## Requirements
Locate the lines of the listing below that hold "Dijkstra", then copy each of them.

## Data extract
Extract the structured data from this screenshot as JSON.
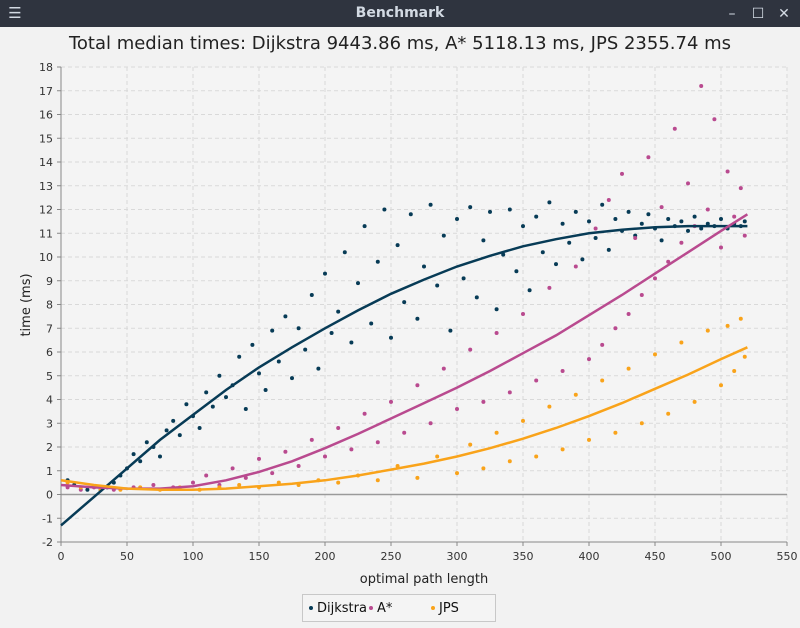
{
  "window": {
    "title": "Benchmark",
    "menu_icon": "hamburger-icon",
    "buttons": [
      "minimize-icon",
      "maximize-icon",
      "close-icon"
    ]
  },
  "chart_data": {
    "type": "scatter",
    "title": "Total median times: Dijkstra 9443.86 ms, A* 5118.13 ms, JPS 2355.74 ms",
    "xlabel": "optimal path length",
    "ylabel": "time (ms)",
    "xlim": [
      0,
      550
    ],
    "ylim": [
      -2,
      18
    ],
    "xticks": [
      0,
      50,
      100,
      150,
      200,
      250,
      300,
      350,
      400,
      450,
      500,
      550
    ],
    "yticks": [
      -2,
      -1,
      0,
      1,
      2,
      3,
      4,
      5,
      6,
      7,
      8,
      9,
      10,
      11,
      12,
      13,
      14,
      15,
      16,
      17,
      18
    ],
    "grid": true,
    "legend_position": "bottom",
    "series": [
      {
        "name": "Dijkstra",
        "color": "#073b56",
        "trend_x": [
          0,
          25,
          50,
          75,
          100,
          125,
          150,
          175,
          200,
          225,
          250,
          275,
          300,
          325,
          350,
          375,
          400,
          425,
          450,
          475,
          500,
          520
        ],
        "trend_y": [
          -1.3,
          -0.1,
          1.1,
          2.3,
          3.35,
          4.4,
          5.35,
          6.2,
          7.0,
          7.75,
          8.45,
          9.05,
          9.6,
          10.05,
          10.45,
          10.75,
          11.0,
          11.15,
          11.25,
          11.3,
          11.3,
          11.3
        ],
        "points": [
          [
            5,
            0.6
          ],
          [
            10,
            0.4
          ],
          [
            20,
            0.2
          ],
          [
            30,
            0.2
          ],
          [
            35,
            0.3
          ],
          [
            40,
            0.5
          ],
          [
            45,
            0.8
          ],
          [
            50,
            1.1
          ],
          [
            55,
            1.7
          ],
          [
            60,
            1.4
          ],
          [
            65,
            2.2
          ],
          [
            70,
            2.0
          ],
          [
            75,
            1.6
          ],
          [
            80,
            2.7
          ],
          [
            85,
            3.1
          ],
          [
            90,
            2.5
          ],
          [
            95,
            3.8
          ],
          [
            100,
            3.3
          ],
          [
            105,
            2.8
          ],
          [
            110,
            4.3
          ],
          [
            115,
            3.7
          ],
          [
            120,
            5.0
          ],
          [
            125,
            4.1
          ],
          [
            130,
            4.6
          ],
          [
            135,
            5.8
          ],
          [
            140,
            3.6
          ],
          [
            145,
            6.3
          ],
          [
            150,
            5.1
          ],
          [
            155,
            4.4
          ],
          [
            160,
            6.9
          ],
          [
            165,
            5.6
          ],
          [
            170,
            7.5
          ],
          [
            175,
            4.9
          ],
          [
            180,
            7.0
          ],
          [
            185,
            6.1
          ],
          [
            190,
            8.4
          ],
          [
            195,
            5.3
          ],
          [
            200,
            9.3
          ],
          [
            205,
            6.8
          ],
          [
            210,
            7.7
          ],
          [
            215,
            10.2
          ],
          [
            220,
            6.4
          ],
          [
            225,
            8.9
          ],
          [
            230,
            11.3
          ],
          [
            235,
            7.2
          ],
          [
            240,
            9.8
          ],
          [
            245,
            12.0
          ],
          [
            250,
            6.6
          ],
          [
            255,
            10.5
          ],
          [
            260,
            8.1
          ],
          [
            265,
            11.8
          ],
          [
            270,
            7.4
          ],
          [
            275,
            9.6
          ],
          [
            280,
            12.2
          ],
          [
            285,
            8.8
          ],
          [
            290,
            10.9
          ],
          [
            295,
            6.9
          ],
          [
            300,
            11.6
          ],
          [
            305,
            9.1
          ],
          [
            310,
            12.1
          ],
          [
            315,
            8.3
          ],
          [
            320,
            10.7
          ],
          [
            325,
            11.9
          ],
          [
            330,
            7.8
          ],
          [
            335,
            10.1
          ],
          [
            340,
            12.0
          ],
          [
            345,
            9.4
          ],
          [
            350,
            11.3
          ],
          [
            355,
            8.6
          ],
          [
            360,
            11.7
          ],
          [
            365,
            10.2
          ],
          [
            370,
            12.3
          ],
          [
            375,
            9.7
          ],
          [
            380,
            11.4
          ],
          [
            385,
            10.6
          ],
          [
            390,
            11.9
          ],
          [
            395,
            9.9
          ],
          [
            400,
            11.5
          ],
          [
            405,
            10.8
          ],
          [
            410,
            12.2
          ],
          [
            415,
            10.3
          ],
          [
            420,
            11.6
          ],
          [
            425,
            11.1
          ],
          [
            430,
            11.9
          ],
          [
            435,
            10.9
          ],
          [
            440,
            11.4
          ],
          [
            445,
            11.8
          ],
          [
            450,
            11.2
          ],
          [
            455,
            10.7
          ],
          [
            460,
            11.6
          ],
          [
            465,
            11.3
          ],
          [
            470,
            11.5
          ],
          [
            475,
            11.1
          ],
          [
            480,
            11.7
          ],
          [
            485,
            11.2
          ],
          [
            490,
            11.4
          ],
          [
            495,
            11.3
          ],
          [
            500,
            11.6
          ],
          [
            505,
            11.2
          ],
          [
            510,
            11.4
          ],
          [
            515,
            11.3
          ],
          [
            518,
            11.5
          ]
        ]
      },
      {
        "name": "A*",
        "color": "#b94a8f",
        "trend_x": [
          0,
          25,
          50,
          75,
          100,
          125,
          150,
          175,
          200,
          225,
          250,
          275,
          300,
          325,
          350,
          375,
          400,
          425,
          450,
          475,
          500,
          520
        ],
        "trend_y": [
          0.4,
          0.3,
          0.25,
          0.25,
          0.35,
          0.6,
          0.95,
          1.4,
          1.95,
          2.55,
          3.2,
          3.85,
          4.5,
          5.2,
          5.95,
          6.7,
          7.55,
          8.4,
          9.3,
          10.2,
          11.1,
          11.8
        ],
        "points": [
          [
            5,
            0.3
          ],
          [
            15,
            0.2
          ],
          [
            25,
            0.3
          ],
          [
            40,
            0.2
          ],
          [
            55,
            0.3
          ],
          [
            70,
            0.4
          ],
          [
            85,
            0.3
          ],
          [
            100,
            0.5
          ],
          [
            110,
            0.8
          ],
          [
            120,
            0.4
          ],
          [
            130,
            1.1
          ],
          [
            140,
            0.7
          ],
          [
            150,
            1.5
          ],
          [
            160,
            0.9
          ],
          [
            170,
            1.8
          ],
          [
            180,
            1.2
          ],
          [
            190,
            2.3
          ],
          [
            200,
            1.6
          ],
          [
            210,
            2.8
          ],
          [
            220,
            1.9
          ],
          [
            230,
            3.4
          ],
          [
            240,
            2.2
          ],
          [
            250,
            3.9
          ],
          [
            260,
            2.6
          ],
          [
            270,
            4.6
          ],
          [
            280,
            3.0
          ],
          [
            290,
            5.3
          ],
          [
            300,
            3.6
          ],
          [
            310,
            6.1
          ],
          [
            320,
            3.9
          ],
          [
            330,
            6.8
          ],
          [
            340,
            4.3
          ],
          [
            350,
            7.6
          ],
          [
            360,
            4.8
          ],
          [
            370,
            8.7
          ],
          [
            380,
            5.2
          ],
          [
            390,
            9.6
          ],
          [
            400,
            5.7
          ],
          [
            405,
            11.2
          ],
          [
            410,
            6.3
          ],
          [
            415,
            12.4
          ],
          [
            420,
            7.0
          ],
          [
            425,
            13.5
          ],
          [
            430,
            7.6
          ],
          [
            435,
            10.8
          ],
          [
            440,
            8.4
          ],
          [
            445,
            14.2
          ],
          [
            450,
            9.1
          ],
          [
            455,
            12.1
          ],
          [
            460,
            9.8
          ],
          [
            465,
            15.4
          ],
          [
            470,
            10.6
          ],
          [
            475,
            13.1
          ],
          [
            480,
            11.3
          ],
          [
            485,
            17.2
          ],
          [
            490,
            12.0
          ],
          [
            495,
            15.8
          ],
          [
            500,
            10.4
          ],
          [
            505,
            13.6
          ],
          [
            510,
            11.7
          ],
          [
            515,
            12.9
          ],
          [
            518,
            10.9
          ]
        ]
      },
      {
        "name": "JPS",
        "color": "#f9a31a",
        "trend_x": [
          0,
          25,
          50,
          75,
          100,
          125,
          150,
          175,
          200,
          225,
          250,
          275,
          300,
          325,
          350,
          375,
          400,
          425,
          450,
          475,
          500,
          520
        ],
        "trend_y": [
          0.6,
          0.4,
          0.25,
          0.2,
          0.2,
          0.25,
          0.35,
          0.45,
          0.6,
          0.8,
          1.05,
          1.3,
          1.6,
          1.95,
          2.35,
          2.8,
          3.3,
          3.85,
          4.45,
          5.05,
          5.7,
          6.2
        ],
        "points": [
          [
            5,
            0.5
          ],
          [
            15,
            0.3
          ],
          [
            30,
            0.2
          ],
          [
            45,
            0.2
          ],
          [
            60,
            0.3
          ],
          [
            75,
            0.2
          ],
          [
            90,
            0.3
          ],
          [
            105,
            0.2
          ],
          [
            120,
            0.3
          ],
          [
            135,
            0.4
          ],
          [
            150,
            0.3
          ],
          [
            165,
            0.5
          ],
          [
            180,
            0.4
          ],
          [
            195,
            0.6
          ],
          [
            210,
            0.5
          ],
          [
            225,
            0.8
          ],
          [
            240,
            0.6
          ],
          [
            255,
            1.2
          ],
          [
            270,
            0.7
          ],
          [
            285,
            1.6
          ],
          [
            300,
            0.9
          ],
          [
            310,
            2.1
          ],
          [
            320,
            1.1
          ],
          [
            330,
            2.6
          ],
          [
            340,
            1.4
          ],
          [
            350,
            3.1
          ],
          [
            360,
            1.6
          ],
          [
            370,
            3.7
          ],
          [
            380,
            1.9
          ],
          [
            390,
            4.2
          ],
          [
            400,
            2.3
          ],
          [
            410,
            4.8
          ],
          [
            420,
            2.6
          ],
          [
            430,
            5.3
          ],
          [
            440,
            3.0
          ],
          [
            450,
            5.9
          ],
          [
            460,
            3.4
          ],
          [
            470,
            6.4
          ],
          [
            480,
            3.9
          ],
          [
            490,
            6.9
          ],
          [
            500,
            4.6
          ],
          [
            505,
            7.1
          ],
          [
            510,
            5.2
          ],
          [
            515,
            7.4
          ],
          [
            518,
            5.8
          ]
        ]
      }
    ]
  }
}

* * *

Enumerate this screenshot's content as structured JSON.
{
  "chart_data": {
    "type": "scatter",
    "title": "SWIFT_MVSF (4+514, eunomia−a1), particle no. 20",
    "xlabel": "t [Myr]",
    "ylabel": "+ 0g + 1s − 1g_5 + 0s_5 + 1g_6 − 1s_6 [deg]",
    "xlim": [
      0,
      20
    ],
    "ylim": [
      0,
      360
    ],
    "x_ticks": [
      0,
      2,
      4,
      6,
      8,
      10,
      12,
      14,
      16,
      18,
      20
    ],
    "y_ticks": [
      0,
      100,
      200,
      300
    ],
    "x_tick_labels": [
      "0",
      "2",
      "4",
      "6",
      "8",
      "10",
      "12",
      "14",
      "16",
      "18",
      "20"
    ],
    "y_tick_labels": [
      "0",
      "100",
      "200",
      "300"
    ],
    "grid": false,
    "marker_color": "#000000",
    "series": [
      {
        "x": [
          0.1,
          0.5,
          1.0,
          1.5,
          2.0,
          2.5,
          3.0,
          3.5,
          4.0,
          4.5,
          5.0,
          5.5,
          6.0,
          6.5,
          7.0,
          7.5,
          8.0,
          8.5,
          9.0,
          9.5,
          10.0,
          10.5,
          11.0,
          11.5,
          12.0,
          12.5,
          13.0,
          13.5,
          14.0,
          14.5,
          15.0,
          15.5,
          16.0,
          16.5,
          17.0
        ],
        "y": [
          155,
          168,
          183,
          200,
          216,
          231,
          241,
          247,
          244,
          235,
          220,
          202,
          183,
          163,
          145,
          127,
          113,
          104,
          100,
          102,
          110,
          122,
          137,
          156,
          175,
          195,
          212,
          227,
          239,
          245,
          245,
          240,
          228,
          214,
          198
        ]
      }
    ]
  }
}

## Written solution
    "title": "Total median times: Dijkstra 9443.86 ms, A* 5118.13 ms, JPS 2355.74 ms",
        "name": "Dijkstra",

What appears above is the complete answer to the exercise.